● **Excerpts from a figure dataset**:
-- -- --

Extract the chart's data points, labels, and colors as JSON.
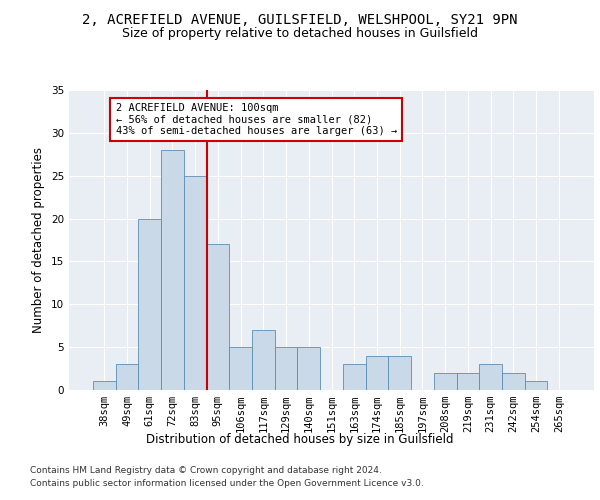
{
  "title_line1": "2, ACREFIELD AVENUE, GUILSFIELD, WELSHPOOL, SY21 9PN",
  "title_line2": "Size of property relative to detached houses in Guilsfield",
  "xlabel": "Distribution of detached houses by size in Guilsfield",
  "ylabel": "Number of detached properties",
  "categories": [
    "38sqm",
    "49sqm",
    "61sqm",
    "72sqm",
    "83sqm",
    "95sqm",
    "106sqm",
    "117sqm",
    "129sqm",
    "140sqm",
    "151sqm",
    "163sqm",
    "174sqm",
    "185sqm",
    "197sqm",
    "208sqm",
    "219sqm",
    "231sqm",
    "242sqm",
    "254sqm",
    "265sqm"
  ],
  "values": [
    1,
    3,
    20,
    28,
    25,
    17,
    5,
    7,
    5,
    5,
    0,
    3,
    4,
    4,
    0,
    2,
    2,
    3,
    2,
    1,
    0
  ],
  "bar_color": "#c9d9e8",
  "bar_edge_color": "#5a8db5",
  "ylim": [
    0,
    35
  ],
  "yticks": [
    0,
    5,
    10,
    15,
    20,
    25,
    30,
    35
  ],
  "annotation_text": "2 ACREFIELD AVENUE: 100sqm\n← 56% of detached houses are smaller (82)\n43% of semi-detached houses are larger (63) →",
  "annotation_box_color": "#ffffff",
  "annotation_box_edge": "#cc0000",
  "red_line_color": "#cc0000",
  "footer_line1": "Contains HM Land Registry data © Crown copyright and database right 2024.",
  "footer_line2": "Contains public sector information licensed under the Open Government Licence v3.0.",
  "bg_color": "#e8eef4",
  "grid_color": "#ffffff",
  "title_fontsize": 10,
  "subtitle_fontsize": 9,
  "axis_label_fontsize": 8.5,
  "tick_fontsize": 7.5,
  "annotation_fontsize": 7.5,
  "footer_fontsize": 6.5
}
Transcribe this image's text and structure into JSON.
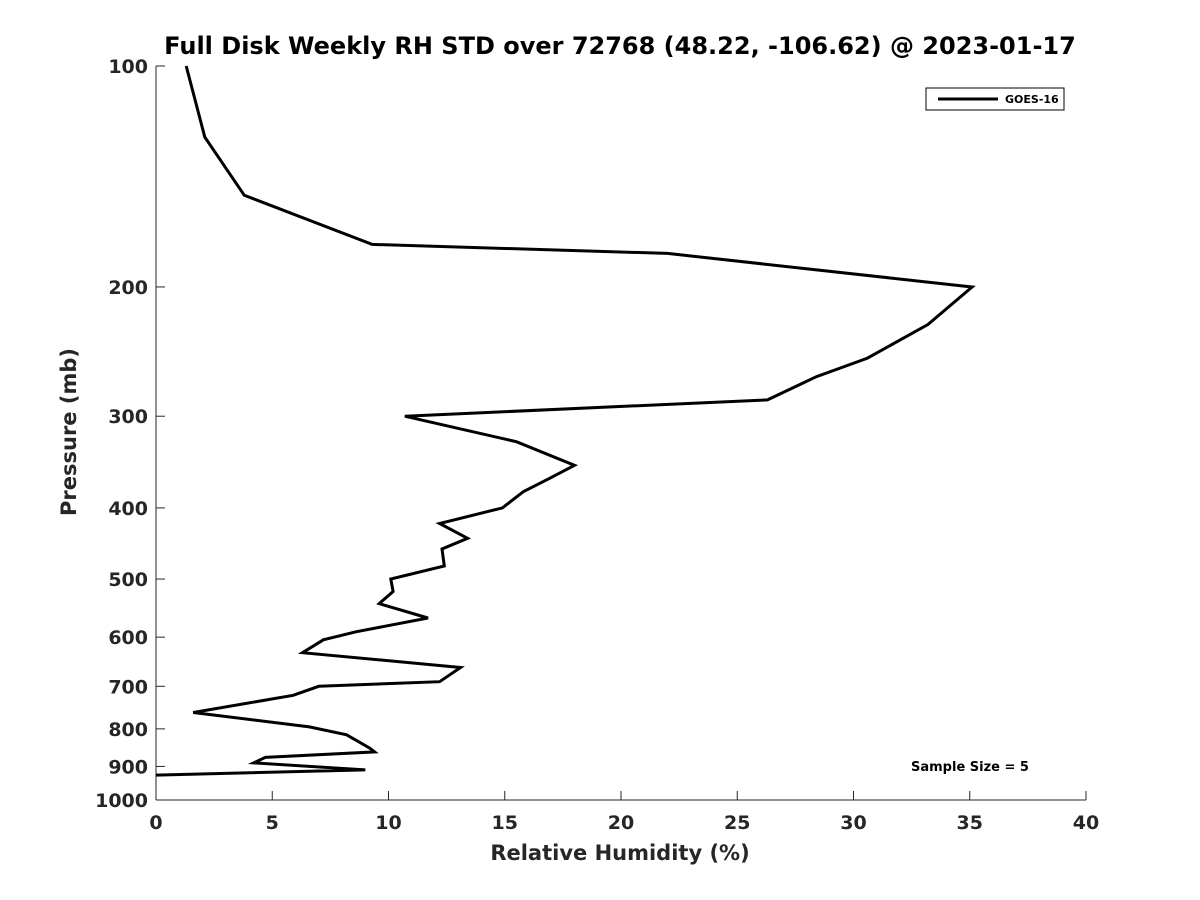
{
  "chart_data": {
    "type": "line",
    "title": "Full Disk Weekly RH STD over 72768 (48.22, -106.62) @ 2023-01-17",
    "xlabel": "Relative Humidity (%)",
    "ylabel": "Pressure (mb)",
    "xlim": [
      0,
      40
    ],
    "ylim": [
      100,
      1000
    ],
    "y_scale": "log",
    "y_reversed": true,
    "grid": false,
    "legend_position": "top-right",
    "x_ticks": [
      0,
      5,
      10,
      15,
      20,
      25,
      30,
      35,
      40
    ],
    "x_tick_labels": [
      "0",
      "5",
      "10",
      "15",
      "20",
      "25",
      "30",
      "35",
      "40"
    ],
    "y_ticks": [
      100,
      200,
      300,
      400,
      500,
      600,
      700,
      800,
      900,
      1000
    ],
    "y_tick_labels": [
      "100",
      "200",
      "300",
      "400",
      "500",
      "600",
      "700",
      "800",
      "900",
      "1000"
    ],
    "series": [
      {
        "name": "GOES-16",
        "color": "#000000",
        "points": [
          {
            "x": 1.3,
            "p": 100
          },
          {
            "x": 2.1,
            "p": 125
          },
          {
            "x": 3.8,
            "p": 150
          },
          {
            "x": 9.3,
            "p": 175
          },
          {
            "x": 22.0,
            "p": 180
          },
          {
            "x": 35.1,
            "p": 200
          },
          {
            "x": 33.2,
            "p": 225
          },
          {
            "x": 30.6,
            "p": 250
          },
          {
            "x": 28.4,
            "p": 265
          },
          {
            "x": 26.3,
            "p": 285
          },
          {
            "x": 10.7,
            "p": 300
          },
          {
            "x": 15.5,
            "p": 325
          },
          {
            "x": 18.0,
            "p": 350
          },
          {
            "x": 16.9,
            "p": 365
          },
          {
            "x": 15.8,
            "p": 380
          },
          {
            "x": 14.9,
            "p": 400
          },
          {
            "x": 12.2,
            "p": 420
          },
          {
            "x": 13.4,
            "p": 440
          },
          {
            "x": 12.3,
            "p": 455
          },
          {
            "x": 12.4,
            "p": 480
          },
          {
            "x": 10.1,
            "p": 500
          },
          {
            "x": 10.2,
            "p": 520
          },
          {
            "x": 9.6,
            "p": 540
          },
          {
            "x": 11.7,
            "p": 565
          },
          {
            "x": 8.6,
            "p": 590
          },
          {
            "x": 7.2,
            "p": 605
          },
          {
            "x": 6.3,
            "p": 630
          },
          {
            "x": 13.1,
            "p": 660
          },
          {
            "x": 12.2,
            "p": 690
          },
          {
            "x": 7.0,
            "p": 700
          },
          {
            "x": 5.9,
            "p": 720
          },
          {
            "x": 1.6,
            "p": 760
          },
          {
            "x": 6.6,
            "p": 795
          },
          {
            "x": 8.2,
            "p": 815
          },
          {
            "x": 9.2,
            "p": 850
          },
          {
            "x": 9.4,
            "p": 860
          },
          {
            "x": 4.7,
            "p": 875
          },
          {
            "x": 4.2,
            "p": 890
          },
          {
            "x": 9.0,
            "p": 910
          },
          {
            "x": 0.0,
            "p": 925
          }
        ]
      }
    ],
    "annotations": {
      "sample_size": "Sample Size = 5"
    }
  }
}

-- -- --

● **What you will do**: Take every line that includes the string "ylabel" and copy it.

● **Output of the exercise**:
  "ylabel": "Number of detached properties",
    "ylabel": "Pressure (mb)",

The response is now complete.